Without altering anything, repeat each of the records.

--- start EXERCISE INPUT ---

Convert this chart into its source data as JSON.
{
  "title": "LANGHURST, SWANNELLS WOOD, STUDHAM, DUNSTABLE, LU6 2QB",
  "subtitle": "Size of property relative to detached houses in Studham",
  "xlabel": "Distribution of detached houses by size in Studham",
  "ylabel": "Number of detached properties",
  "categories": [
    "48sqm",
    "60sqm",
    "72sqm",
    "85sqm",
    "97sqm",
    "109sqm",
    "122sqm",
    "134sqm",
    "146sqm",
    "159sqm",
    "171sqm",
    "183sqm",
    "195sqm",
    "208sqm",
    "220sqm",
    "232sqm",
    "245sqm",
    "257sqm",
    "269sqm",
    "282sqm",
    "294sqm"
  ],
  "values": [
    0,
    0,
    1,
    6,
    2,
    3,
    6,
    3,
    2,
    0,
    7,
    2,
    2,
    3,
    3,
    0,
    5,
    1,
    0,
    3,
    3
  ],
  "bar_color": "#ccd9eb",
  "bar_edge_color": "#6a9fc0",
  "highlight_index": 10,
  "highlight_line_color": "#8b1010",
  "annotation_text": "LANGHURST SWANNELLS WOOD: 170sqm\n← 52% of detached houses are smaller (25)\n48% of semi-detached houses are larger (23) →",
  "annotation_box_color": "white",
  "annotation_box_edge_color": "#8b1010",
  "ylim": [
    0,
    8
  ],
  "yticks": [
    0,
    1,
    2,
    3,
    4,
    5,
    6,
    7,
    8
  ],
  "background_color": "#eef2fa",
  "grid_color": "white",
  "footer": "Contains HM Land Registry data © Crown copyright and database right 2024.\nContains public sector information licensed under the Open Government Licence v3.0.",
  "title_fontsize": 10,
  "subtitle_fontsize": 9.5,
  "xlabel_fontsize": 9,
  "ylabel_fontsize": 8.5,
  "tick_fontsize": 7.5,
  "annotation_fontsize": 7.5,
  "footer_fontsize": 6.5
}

--- end EXERCISE INPUT ---

* [THE OUTPUT]:
Convert this chart into its source data as JSON.
{
  "title": "LANGHURST, SWANNELLS WOOD, STUDHAM, DUNSTABLE, LU6 2QB",
  "subtitle": "Size of property relative to detached houses in Studham",
  "xlabel": "Distribution of detached houses by size in Studham",
  "ylabel": "Number of detached properties",
  "categories": [
    "48sqm",
    "60sqm",
    "72sqm",
    "85sqm",
    "97sqm",
    "109sqm",
    "122sqm",
    "134sqm",
    "146sqm",
    "159sqm",
    "171sqm",
    "183sqm",
    "195sqm",
    "208sqm",
    "220sqm",
    "232sqm",
    "245sqm",
    "257sqm",
    "269sqm",
    "282sqm",
    "294sqm"
  ],
  "values": [
    0,
    0,
    1,
    6,
    2,
    3,
    6,
    3,
    2,
    0,
    7,
    2,
    2,
    3,
    3,
    0,
    5,
    1,
    0,
    3,
    3
  ],
  "bar_color": "#ccd9eb",
  "bar_edge_color": "#6a9fc0",
  "highlight_index": 10,
  "highlight_line_color": "#8b1010",
  "annotation_text": "LANGHURST SWANNELLS WOOD: 170sqm\n← 52% of detached houses are smaller (25)\n48% of semi-detached houses are larger (23) →",
  "annotation_box_color": "white",
  "annotation_box_edge_color": "#8b1010",
  "ylim": [
    0,
    8
  ],
  "yticks": [
    0,
    1,
    2,
    3,
    4,
    5,
    6,
    7,
    8
  ],
  "background_color": "#eef2fa",
  "grid_color": "white",
  "footer": "Contains HM Land Registry data © Crown copyright and database right 2024.\nContains public sector information licensed under the Open Government Licence v3.0.",
  "title_fontsize": 10,
  "subtitle_fontsize": 9.5,
  "xlabel_fontsize": 9,
  "ylabel_fontsize": 8.5,
  "tick_fontsize": 7.5,
  "annotation_fontsize": 7.5,
  "footer_fontsize": 6.5
}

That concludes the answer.